Exercise prompt
Look through the lines below and extract each one that contains "name".

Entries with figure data
+ + + + + + +

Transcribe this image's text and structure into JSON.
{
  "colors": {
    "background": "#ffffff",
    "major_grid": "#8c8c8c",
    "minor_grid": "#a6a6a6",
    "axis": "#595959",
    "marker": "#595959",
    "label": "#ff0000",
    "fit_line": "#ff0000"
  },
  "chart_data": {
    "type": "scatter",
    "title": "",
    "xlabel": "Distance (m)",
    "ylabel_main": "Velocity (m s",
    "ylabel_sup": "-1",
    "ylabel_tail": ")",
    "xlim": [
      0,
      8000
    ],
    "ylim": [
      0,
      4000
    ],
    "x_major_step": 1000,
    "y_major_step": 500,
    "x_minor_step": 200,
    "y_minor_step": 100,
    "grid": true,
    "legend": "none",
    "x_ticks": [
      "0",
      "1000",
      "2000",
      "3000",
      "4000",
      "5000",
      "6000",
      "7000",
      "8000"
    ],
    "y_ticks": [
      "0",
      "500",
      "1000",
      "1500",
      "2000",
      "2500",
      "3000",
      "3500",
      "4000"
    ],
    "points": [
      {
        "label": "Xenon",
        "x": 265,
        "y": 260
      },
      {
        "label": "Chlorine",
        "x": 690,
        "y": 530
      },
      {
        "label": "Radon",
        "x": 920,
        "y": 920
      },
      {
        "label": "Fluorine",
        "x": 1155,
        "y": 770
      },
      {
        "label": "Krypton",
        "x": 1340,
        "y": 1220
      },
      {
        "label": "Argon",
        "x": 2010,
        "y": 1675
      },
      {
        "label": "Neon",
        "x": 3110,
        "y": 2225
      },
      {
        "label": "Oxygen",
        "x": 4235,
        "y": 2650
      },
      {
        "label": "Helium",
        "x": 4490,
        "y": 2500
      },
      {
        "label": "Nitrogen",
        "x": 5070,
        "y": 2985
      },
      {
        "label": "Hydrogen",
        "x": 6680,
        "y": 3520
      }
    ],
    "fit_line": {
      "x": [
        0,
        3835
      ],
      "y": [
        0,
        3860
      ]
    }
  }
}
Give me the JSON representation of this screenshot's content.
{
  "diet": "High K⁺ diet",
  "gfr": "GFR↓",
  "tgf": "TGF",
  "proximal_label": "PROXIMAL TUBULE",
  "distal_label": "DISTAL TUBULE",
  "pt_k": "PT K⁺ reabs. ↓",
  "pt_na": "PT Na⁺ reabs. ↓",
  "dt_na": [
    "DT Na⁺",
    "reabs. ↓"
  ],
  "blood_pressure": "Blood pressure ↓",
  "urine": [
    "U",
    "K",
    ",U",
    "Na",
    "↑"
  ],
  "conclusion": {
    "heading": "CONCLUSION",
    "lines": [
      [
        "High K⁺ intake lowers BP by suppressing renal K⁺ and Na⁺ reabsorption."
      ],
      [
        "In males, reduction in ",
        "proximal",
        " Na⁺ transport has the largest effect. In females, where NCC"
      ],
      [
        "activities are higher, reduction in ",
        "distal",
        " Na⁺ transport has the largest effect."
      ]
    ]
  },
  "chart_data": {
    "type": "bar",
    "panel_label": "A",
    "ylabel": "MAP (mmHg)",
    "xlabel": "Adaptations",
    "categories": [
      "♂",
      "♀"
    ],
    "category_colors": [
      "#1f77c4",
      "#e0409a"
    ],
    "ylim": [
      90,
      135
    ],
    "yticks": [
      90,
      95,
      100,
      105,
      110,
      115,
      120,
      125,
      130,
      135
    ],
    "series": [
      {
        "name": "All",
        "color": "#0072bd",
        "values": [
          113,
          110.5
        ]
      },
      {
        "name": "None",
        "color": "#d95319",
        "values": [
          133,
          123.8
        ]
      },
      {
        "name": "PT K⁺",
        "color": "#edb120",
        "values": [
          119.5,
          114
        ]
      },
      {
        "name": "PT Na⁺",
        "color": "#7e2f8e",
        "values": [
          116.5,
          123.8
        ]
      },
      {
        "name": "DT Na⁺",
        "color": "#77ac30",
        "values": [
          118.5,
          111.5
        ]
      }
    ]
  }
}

+ + + + + + +

Final result
        "name": "All",
        "name": "None",
        "name": "PT K⁺",
        "name": "PT Na⁺",
        "name": "DT Na⁺",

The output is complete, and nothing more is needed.